## begin DATA SHOWN

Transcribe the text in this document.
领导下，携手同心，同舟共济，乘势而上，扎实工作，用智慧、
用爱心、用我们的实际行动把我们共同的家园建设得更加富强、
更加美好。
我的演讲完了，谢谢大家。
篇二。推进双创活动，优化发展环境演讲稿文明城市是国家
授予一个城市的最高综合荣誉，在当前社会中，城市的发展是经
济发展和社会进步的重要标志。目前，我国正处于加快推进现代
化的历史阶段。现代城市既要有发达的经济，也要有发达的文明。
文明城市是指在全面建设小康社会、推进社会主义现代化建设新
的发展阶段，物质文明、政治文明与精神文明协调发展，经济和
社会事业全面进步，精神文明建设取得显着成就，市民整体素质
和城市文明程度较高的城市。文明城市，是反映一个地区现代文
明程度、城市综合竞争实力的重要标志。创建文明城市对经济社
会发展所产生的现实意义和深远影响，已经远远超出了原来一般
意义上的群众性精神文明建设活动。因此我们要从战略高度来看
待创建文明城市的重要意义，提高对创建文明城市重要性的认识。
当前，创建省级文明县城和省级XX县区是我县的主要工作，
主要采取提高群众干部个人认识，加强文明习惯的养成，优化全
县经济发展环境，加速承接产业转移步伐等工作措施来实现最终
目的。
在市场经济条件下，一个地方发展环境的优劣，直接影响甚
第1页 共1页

## end DATA SHOWN

Extract the complete listing above, reproducing each line exactly.

COMPLETE RESPONSE →
Transcribe the text in this document.
领导下，携手同心，同舟共济，乘势而上，扎实工作，用智慧、
用爱心、用我们的实际行动把我们共同的家园建设得更加富强、
更加美好。
我的演讲完了，谢谢大家。
篇二。推进双创活动，优化发展环境演讲稿文明城市是国家
授予一个城市的最高综合荣誉，在当前社会中，城市的发展是经
济发展和社会进步的重要标志。目前，我国正处于加快推进现代
化的历史阶段。现代城市既要有发达的经济，也要有发达的文明。
文明城市是指在全面建设小康社会、推进社会主义现代化建设新
的发展阶段，物质文明、政治文明与精神文明协调发展，经济和
社会事业全面进步，精神文明建设取得显着成就，市民整体素质
和城市文明程度较高的城市。文明城市，是反映一个地区现代文
明程度、城市综合竞争实力的重要标志。创建文明城市对经济社
会发展所产生的现实意义和深远影响，已经远远超出了原来一般
意义上的群众性精神文明建设活动。因此我们要从战略高度来看
待创建文明城市的重要意义，提高对创建文明城市重要性的认识。
当前，创建省级文明县城和省级XX县区是我县的主要工作，
主要采取提高群众干部个人认识，加强文明习惯的养成，优化全
县经济发展环境，加速承接产业转移步伐等工作措施来实现最终
目的。
在市场经济条件下，一个地方发展环境的优劣，直接影响甚
第1页 共1页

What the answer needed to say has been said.